#### TASK STATEMENT
Transcribe the entries exactly; images are not part of the copy.

#### STORED DATA
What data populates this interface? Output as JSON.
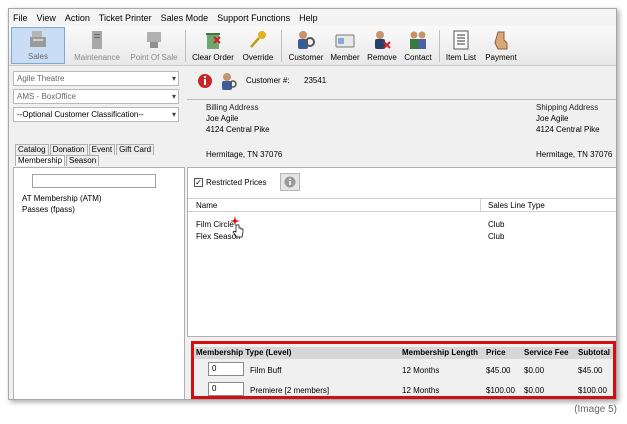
{
  "menu": [
    "File",
    "View",
    "Action",
    "Ticket Printer",
    "Sales Mode",
    "Support Functions",
    "Help"
  ],
  "toolbar": {
    "sales": "Sales",
    "maintenance": "Maintenance",
    "point_of_sale": "Point Of Sale",
    "clear_order": "Clear Order",
    "override": "Override",
    "customer": "Customer",
    "member": "Member",
    "remove": "Remove",
    "contact": "Contact",
    "item_list": "Item List",
    "payment": "Payment"
  },
  "left": {
    "venue": "Agile Theatre",
    "box_office": "AMS - BoxOffice",
    "classification": "--Optional Customer Classification--",
    "tabs_row1": [
      "Catalog",
      "Donation",
      "Event",
      "Gift Card"
    ],
    "tabs_row2": [
      "Membership",
      "Season"
    ],
    "tree": [
      "AT Membership  (ATM)",
      "Passes  (fpass)"
    ]
  },
  "customer": {
    "label": "Customer #:",
    "number": "23541",
    "billing_title": "Billing Address",
    "billing": [
      "Joe Agile",
      "4124 Central Pike",
      "Hermitage, TN 37076"
    ],
    "shipping_title": "Shipping Address",
    "shipping": [
      "Joe Agile",
      "4124 Central Pike",
      "Hermitage, TN 37076"
    ]
  },
  "grid": {
    "restricted_label": "Restricted Prices",
    "col_name": "Name",
    "col_type": "Sales Line Type",
    "rows": [
      {
        "name": "Film Circle",
        "type": "Club"
      },
      {
        "name": "Flex Season",
        "type": "Club"
      }
    ]
  },
  "membership": {
    "headers": [
      "Membership Type (Level)",
      "Membership Length",
      "Price",
      "Service Fee",
      "Subtotal"
    ],
    "rows": [
      {
        "qty": "0",
        "type": "Film Buff",
        "length": "12 Months",
        "price": "$45.00",
        "fee": "$0.00",
        "subtotal": "$45.00"
      },
      {
        "qty": "0",
        "type": "Premiere [2 members]",
        "length": "12 Months",
        "price": "$100.00",
        "fee": "$0.00",
        "subtotal": "$100.00"
      }
    ]
  },
  "caption": "(Image 5)",
  "colors": {
    "highlight_border": "#d01010",
    "active_tab_bg": "#c9def5"
  }
}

#### THE OUTPUT
What data populates this interface? Output as JSON.
{
  "menu": [
    "File",
    "View",
    "Action",
    "Ticket Printer",
    "Sales Mode",
    "Support Functions",
    "Help"
  ],
  "toolbar": {
    "sales": "Sales",
    "maintenance": "Maintenance",
    "point_of_sale": "Point Of Sale",
    "clear_order": "Clear Order",
    "override": "Override",
    "customer": "Customer",
    "member": "Member",
    "remove": "Remove",
    "contact": "Contact",
    "item_list": "Item List",
    "payment": "Payment"
  },
  "left": {
    "venue": "Agile Theatre",
    "box_office": "AMS - BoxOffice",
    "classification": "--Optional Customer Classification--",
    "tabs_row1": [
      "Catalog",
      "Donation",
      "Event",
      "Gift Card"
    ],
    "tabs_row2": [
      "Membership",
      "Season"
    ],
    "tree": [
      "AT Membership  (ATM)",
      "Passes  (fpass)"
    ]
  },
  "customer": {
    "label": "Customer #:",
    "number": "23541",
    "billing_title": "Billing Address",
    "billing": [
      "Joe Agile",
      "4124 Central Pike",
      "Hermitage, TN 37076"
    ],
    "shipping_title": "Shipping Address",
    "shipping": [
      "Joe Agile",
      "4124 Central Pike",
      "Hermitage, TN 37076"
    ]
  },
  "grid": {
    "restricted_label": "Restricted Prices",
    "col_name": "Name",
    "col_type": "Sales Line Type",
    "rows": [
      {
        "name": "Film Circle",
        "type": "Club"
      },
      {
        "name": "Flex Season",
        "type": "Club"
      }
    ]
  },
  "membership": {
    "headers": [
      "Membership Type (Level)",
      "Membership Length",
      "Price",
      "Service Fee",
      "Subtotal"
    ],
    "rows": [
      {
        "qty": "0",
        "type": "Film Buff",
        "length": "12 Months",
        "price": "$45.00",
        "fee": "$0.00",
        "subtotal": "$45.00"
      },
      {
        "qty": "0",
        "type": "Premiere [2 members]",
        "length": "12 Months",
        "price": "$100.00",
        "fee": "$0.00",
        "subtotal": "$100.00"
      }
    ]
  },
  "caption": "(Image 5)",
  "colors": {
    "highlight_border": "#d01010",
    "active_tab_bg": "#c9def5"
  }
}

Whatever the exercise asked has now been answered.